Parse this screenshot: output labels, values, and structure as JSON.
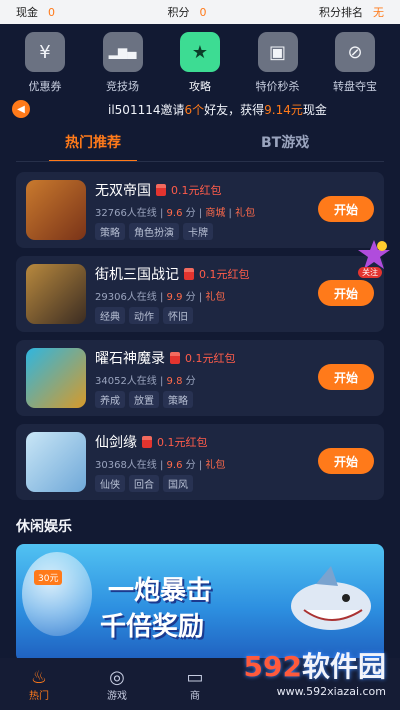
{
  "statusbar": {
    "cash_label": "现金",
    "cash_value": "0",
    "points_label": "积分",
    "points_value": "0",
    "rank_label": "积分排名",
    "rank_value": "无"
  },
  "quick_menu": [
    {
      "label": "优惠券",
      "icon": "coupon-icon",
      "glyph": "¥"
    },
    {
      "label": "竞技场",
      "icon": "podium-icon",
      "glyph": "▂▆▄"
    },
    {
      "label": "攻略",
      "icon": "guide-icon",
      "glyph": "★"
    },
    {
      "label": "特价秒杀",
      "icon": "gift-icon",
      "glyph": "▣"
    },
    {
      "label": "转盘夺宝",
      "icon": "wheel-icon",
      "glyph": "⊘"
    }
  ],
  "notice": {
    "prefix": "il501114邀请",
    "count": "6个",
    "middle": "好友，获得",
    "reward": "9.14元",
    "suffix": "现金"
  },
  "tabs": {
    "hot": "热门推荐",
    "bt": "BT游戏"
  },
  "games": [
    {
      "name": "无双帝国",
      "bonus": "0.1元红包",
      "online": "32766人在线",
      "score": "9.6",
      "score_unit": "分",
      "extra1": "商城",
      "extra2": "礼包",
      "tags": [
        "策略",
        "角色扮演",
        "卡牌"
      ],
      "start": "开始",
      "colors": [
        "#c97a2e",
        "#7a3318"
      ]
    },
    {
      "name": "街机三国战记",
      "bonus": "0.1元红包",
      "online": "29306人在线",
      "score": "9.9",
      "score_unit": "分",
      "extra1": "",
      "extra2": "礼包",
      "tags": [
        "经典",
        "动作",
        "怀旧"
      ],
      "start": "开始",
      "colors": [
        "#b8893e",
        "#3b2c22"
      ]
    },
    {
      "name": "曜石神魔录",
      "bonus": "0.1元红包",
      "online": "34052人在线",
      "score": "9.8",
      "score_unit": "分",
      "extra1": "",
      "extra2": "",
      "tags": [
        "养成",
        "放置",
        "策略"
      ],
      "start": "开始",
      "colors": [
        "#2fb6e0",
        "#d79a2a"
      ]
    },
    {
      "name": "仙剑缘",
      "bonus": "0.1元红包",
      "online": "30368人在线",
      "score": "9.6",
      "score_unit": "分",
      "extra1": "",
      "extra2": "礼包",
      "tags": [
        "仙侠",
        "回合",
        "国风"
      ],
      "start": "开始",
      "colors": [
        "#c9e6f6",
        "#6fa8d8"
      ]
    }
  ],
  "follow_badge": "关注",
  "leisure": {
    "title": "休闲娱乐",
    "banner_amount": "30元",
    "banner_line1": "一炮暴击",
    "banner_line2": "千倍奖励"
  },
  "bottom_nav": [
    {
      "label": "热门",
      "icon": "flame-icon",
      "glyph": "♨"
    },
    {
      "label": "游戏",
      "icon": "gamepad-icon",
      "glyph": "◎"
    },
    {
      "label": "商",
      "icon": "shop-icon",
      "glyph": "▭"
    }
  ],
  "watermark": {
    "num": "592",
    "brand": "软件园",
    "url": "www.592xiazai.com"
  },
  "colors": {
    "accent": "#ff7a1a",
    "bg": "#121a33",
    "card": "#1d2641",
    "active_icon": "#3ddc93"
  }
}
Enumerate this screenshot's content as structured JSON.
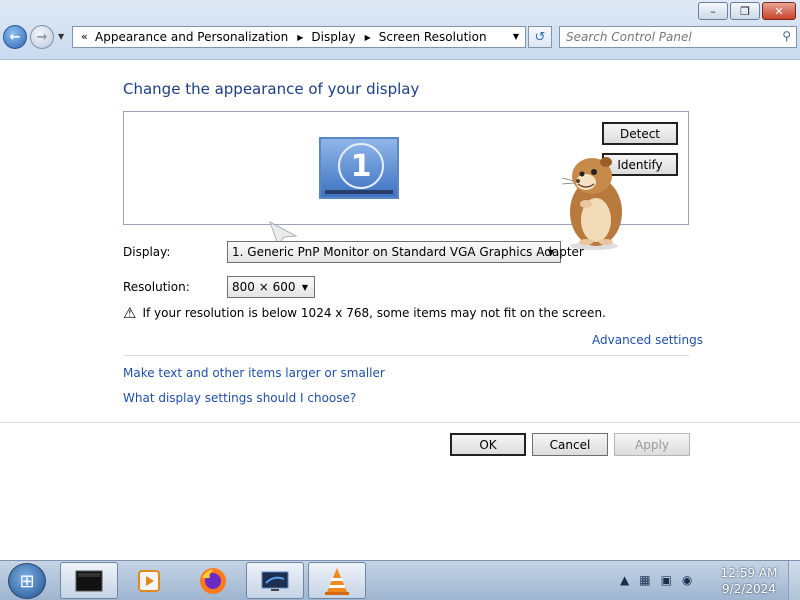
{
  "window": {
    "minimize": "–",
    "maximize": "❐",
    "close": "✕"
  },
  "nav": {
    "back": "←",
    "forward": "→"
  },
  "address": {
    "prefix": "«",
    "crumbs": [
      "Appearance and Personalization",
      "Display",
      "Screen Resolution"
    ]
  },
  "search": {
    "placeholder": "Search Control Panel"
  },
  "heading": "Change the appearance of your display",
  "preview": {
    "monitor_number": "1"
  },
  "buttons": {
    "detect": "Detect",
    "identify": "Identify",
    "ok": "OK",
    "cancel": "Cancel",
    "apply": "Apply"
  },
  "display": {
    "label": "Display:",
    "value": "1. Generic PnP Monitor on Standard VGA Graphics Adapter"
  },
  "resolution": {
    "label": "Resolution:",
    "value": "800 × 600"
  },
  "warning": "If your resolution is below 1024 x 768, some items may not fit on the screen.",
  "links": {
    "advanced": "Advanced settings",
    "text_size": "Make text and other items larger or smaller",
    "which_settings": "What display settings should I choose?"
  },
  "clock": {
    "time": "12:59 AM",
    "date": "9/2/2024"
  },
  "colors": {
    "heading": "#1e3f87",
    "link": "#1f4fa8"
  }
}
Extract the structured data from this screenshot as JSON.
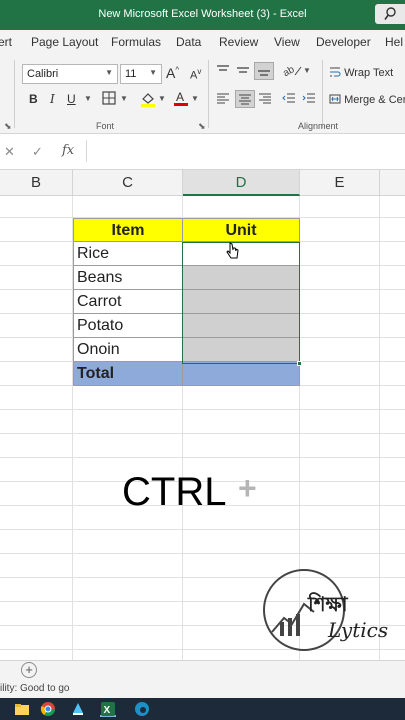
{
  "window": {
    "title": "New Microsoft Excel Worksheet (3)  -  Excel"
  },
  "ribbon_tabs": [
    "ert",
    "Page Layout",
    "Formulas",
    "Data",
    "Review",
    "View",
    "Developer",
    "Hel"
  ],
  "font_group": {
    "font_name": "Calibri",
    "font_size": "11",
    "grow_font": "A",
    "shrink_font": "A",
    "bold": "B",
    "italic": "I",
    "underline": "U",
    "label": "Font"
  },
  "alignment_group": {
    "wrap_text": "Wrap Text",
    "merge_center": "Merge & Cente",
    "label": "Alignment"
  },
  "formula_bar": {
    "cancel": "✕",
    "enter": "✓",
    "fx": "fx",
    "value": ""
  },
  "columns": [
    "B",
    "C",
    "D",
    "E"
  ],
  "table": {
    "headers": [
      "Item",
      "Unit"
    ],
    "rows": [
      {
        "item": "Rice",
        "unit": ""
      },
      {
        "item": "Beans",
        "unit": ""
      },
      {
        "item": "Carrot",
        "unit": ""
      },
      {
        "item": "Potato",
        "unit": ""
      },
      {
        "item": "Onoin",
        "unit": ""
      }
    ],
    "total_label": "Total"
  },
  "overlay": {
    "ctrl": "CTRL",
    "plus": "+"
  },
  "logo": {
    "text_bengali": "শিক্ষা",
    "text_latin": "Lytics"
  },
  "status": {
    "text": "ility: Good to go"
  },
  "colors": {
    "excel_green": "#217346",
    "header_fill": "#ffff00",
    "total_fill": "#8eaadb",
    "selected_fill": "#d0d0d0"
  }
}
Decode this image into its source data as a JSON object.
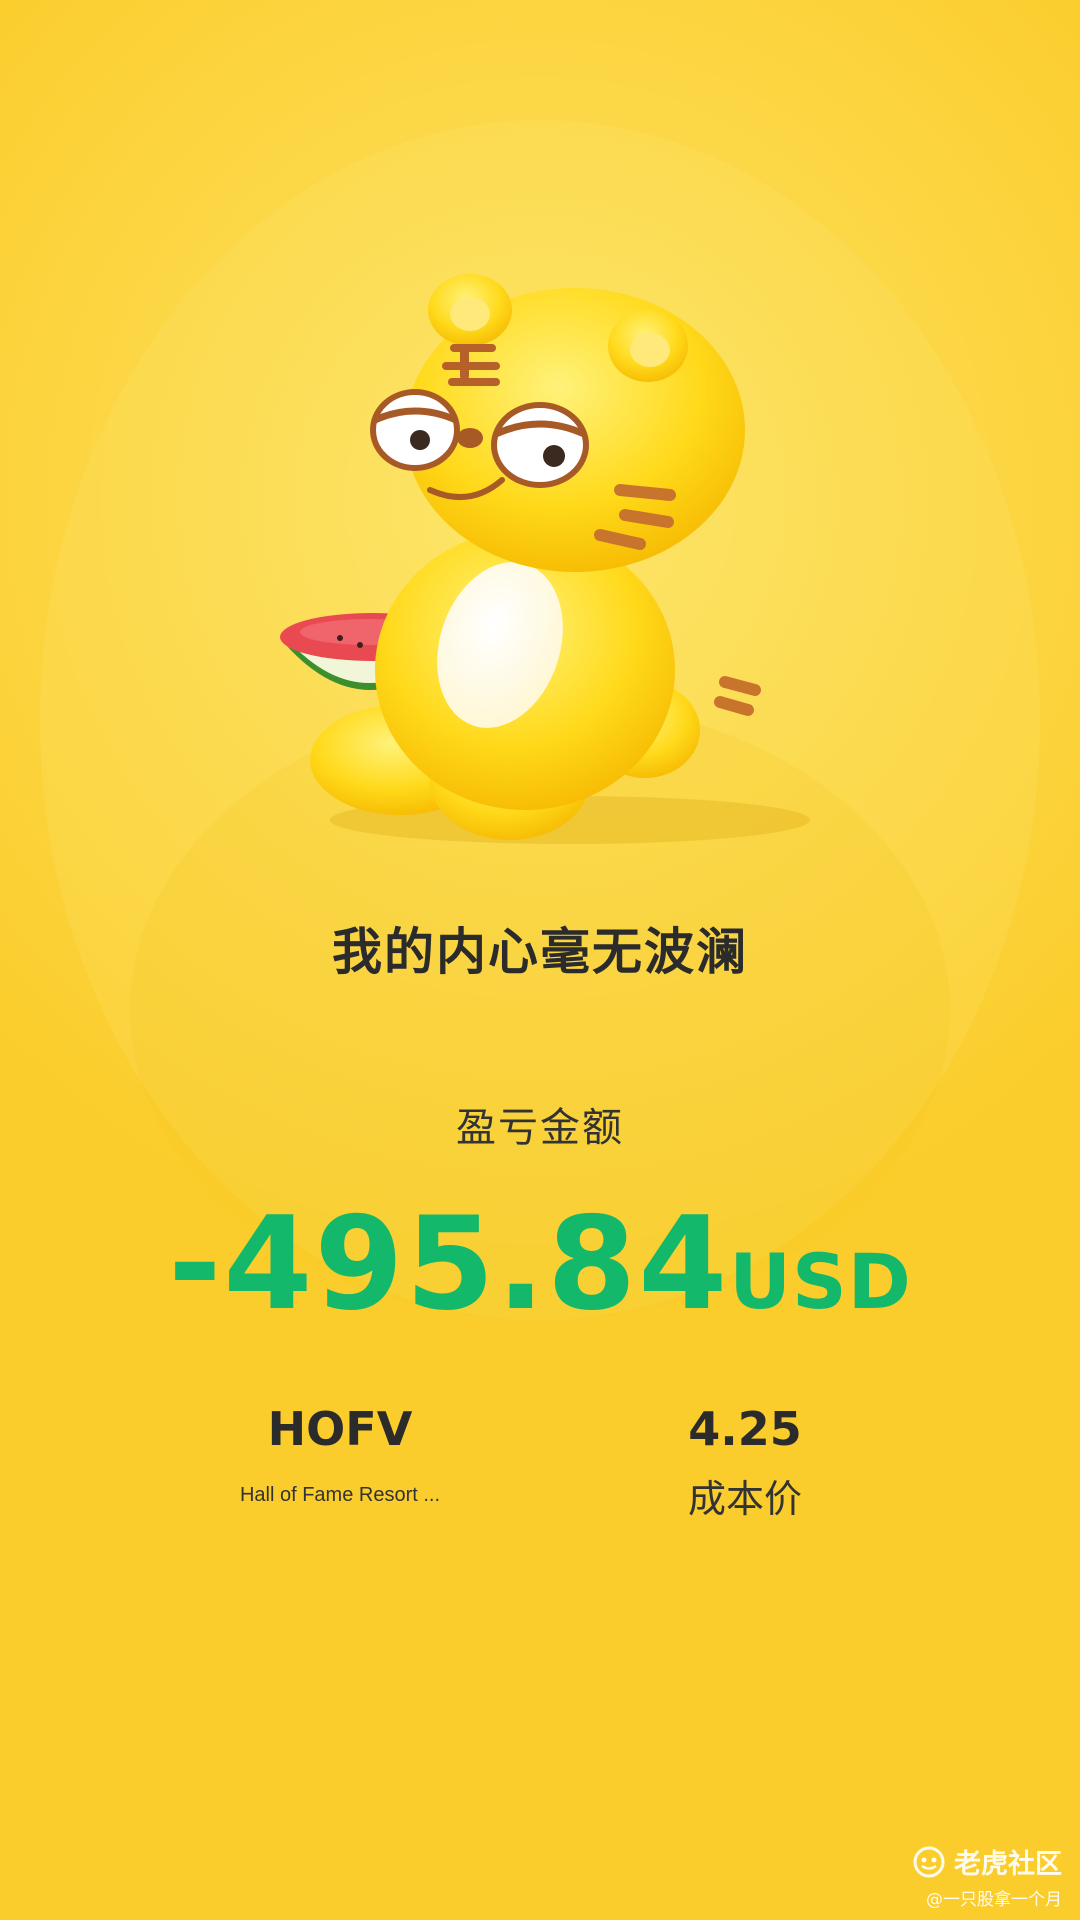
{
  "headline": "我的内心毫无波澜",
  "pnl": {
    "label": "盈亏金额",
    "value": "-495.84",
    "currency": "USD"
  },
  "stock": {
    "ticker": "HOFV",
    "name": "Hall of Fame Resort ..."
  },
  "cost": {
    "value": "4.25",
    "label": "成本价"
  },
  "watermark": {
    "brand": "老虎社区",
    "handle": "@一只股拿一个月"
  },
  "colors": {
    "background": "#fbcd2c",
    "loss_green": "#14b86b",
    "text_dark": "#2b2b2b"
  },
  "icons": {
    "mascot": "tiger-mascot-with-watermelon",
    "brand": "tiger-logo-icon"
  }
}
■ ■ ■ ■ ■ ■ ■
### Prompt:
Pictures are not part of the copy; reproduce exactly and only the lines from the line containing "Decode this image" through the end of the listing.

### Correct output:
Decode this image into its source data as a JSON object.
{
  "headline": "我的内心毫无波澜",
  "pnl": {
    "label": "盈亏金额",
    "value": "-495.84",
    "currency": "USD"
  },
  "stock": {
    "ticker": "HOFV",
    "name": "Hall of Fame Resort ..."
  },
  "cost": {
    "value": "4.25",
    "label": "成本价"
  },
  "watermark": {
    "brand": "老虎社区",
    "handle": "@一只股拿一个月"
  },
  "colors": {
    "background": "#fbcd2c",
    "loss_green": "#14b86b",
    "text_dark": "#2b2b2b"
  },
  "icons": {
    "mascot": "tiger-mascot-with-watermelon",
    "brand": "tiger-logo-icon"
  }
}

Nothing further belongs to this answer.